[Data entries]
'''

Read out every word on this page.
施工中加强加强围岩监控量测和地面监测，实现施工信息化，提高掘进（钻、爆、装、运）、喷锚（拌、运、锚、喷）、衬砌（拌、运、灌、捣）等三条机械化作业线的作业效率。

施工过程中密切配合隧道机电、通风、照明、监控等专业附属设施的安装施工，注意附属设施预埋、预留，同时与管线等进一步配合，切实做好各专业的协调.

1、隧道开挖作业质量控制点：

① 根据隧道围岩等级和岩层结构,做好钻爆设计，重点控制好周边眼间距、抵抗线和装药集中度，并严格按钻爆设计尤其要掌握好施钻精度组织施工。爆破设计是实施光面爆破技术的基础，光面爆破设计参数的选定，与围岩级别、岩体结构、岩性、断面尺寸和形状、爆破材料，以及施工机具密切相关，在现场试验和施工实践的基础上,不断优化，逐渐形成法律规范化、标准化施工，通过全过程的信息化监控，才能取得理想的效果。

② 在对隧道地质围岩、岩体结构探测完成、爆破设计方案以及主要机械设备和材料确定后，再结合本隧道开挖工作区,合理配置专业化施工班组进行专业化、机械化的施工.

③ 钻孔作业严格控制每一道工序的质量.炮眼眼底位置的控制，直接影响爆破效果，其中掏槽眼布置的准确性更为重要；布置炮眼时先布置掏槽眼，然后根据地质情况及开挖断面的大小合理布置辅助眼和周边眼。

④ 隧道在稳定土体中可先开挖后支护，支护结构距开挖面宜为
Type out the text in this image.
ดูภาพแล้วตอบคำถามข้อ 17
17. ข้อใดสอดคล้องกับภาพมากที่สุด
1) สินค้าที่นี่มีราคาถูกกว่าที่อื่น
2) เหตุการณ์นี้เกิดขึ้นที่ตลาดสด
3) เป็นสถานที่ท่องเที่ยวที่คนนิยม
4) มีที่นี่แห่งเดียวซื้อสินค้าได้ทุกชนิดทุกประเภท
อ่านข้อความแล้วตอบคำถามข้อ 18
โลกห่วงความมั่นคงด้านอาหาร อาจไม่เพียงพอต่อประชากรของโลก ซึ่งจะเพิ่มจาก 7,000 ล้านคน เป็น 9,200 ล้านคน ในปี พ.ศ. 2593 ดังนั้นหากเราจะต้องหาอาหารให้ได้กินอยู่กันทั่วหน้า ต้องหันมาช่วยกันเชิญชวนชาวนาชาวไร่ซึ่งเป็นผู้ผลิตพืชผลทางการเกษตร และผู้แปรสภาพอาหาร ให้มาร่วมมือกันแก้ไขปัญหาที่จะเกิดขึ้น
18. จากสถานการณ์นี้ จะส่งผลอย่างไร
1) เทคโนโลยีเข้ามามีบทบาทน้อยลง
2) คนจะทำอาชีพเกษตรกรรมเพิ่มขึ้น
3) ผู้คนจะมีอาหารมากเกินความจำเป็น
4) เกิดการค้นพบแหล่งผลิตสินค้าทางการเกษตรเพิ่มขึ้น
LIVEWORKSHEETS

'''

• Problem statement
For each line of the entries that includes "this", show that line.

• Task output
Read out every word on this page.
Type out the text in this image.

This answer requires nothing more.